WORKING DATA
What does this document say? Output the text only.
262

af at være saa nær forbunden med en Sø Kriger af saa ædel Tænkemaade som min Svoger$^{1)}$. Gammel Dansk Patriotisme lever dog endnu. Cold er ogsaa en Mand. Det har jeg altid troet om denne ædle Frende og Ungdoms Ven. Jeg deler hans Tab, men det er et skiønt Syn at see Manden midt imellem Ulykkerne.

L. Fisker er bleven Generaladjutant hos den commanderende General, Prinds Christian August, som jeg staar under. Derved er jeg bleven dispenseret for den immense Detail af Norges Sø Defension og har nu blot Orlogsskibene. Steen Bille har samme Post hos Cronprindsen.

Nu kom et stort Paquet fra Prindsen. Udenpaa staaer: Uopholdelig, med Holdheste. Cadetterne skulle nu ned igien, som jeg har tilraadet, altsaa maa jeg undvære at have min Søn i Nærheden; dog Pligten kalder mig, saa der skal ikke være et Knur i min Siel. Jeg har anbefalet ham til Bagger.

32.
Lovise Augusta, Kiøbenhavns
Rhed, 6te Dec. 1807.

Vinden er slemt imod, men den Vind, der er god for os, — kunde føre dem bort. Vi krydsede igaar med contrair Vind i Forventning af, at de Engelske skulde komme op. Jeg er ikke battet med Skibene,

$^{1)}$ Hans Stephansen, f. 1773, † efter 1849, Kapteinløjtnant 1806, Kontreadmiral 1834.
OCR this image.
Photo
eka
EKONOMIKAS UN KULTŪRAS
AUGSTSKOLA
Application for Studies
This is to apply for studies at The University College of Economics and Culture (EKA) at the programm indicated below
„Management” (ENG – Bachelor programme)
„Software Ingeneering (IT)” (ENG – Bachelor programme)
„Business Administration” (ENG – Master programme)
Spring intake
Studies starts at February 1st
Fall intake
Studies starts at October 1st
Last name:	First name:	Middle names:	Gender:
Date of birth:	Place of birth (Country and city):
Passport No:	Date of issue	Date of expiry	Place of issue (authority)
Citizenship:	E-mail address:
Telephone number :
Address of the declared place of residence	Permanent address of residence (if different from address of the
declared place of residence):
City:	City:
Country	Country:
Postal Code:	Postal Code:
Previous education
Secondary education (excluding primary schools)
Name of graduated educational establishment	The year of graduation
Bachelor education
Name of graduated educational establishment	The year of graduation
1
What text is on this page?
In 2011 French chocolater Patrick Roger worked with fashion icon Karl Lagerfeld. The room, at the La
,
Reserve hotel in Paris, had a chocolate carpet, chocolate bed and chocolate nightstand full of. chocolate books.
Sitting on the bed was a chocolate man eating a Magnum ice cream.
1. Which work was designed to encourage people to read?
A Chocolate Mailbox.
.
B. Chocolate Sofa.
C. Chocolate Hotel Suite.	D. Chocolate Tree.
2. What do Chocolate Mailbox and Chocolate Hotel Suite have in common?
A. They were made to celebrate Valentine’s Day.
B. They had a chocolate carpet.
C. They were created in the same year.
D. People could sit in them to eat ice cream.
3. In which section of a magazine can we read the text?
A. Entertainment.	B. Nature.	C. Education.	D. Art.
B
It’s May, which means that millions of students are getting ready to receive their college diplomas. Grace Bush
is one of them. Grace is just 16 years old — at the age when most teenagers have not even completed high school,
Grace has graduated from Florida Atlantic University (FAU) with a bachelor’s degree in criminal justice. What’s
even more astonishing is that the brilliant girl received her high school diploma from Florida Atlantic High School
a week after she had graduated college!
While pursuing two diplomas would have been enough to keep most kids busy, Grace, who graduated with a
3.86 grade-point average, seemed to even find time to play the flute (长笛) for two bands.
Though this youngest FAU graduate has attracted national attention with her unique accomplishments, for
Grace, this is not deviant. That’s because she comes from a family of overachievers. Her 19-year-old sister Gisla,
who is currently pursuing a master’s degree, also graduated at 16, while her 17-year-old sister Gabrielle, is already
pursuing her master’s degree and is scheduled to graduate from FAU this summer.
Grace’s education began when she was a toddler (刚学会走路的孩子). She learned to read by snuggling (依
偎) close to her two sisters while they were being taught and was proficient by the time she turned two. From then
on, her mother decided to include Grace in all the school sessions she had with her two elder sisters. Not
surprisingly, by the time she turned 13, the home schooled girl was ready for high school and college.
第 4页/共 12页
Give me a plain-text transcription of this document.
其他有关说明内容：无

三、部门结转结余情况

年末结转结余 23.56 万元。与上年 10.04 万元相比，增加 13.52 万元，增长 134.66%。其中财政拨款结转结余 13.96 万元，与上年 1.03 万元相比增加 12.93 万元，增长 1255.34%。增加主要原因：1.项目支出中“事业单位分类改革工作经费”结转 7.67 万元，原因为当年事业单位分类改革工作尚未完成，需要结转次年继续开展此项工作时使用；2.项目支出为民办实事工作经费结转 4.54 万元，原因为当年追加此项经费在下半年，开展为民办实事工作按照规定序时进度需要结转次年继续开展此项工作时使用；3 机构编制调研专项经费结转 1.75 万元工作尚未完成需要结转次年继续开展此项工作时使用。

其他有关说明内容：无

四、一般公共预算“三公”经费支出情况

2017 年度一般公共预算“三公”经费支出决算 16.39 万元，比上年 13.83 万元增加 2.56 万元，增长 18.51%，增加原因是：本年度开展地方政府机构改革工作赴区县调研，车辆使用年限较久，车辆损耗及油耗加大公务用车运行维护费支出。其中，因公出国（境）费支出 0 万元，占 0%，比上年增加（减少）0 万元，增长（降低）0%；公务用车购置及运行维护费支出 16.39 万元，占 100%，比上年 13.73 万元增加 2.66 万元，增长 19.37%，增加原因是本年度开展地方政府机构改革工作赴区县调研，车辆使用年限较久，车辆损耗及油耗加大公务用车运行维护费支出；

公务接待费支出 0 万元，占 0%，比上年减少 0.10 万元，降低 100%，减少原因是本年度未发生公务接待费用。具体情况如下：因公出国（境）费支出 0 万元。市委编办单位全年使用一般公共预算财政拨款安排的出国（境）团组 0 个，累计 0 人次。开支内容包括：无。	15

REQUIREMENT
List every line above that holds the word "with".

IN RESPONSE
In 2011 French chocolater Patrick Roger worked with fashion icon Karl Lagerfeld. The room, at the La
Grace has graduated from Florida Atlantic University (FAU) with a bachelor’s degree in criminal justice. What’s
While pursuing two diplomas would have been enough to keep most kids busy, Grace, who graduated with a
Though this youngest FAU graduate has attracted national attention with her unique accomplishments, for
on, her mother decided to include Grace in all the school sessions she had with her two elder sisters. Not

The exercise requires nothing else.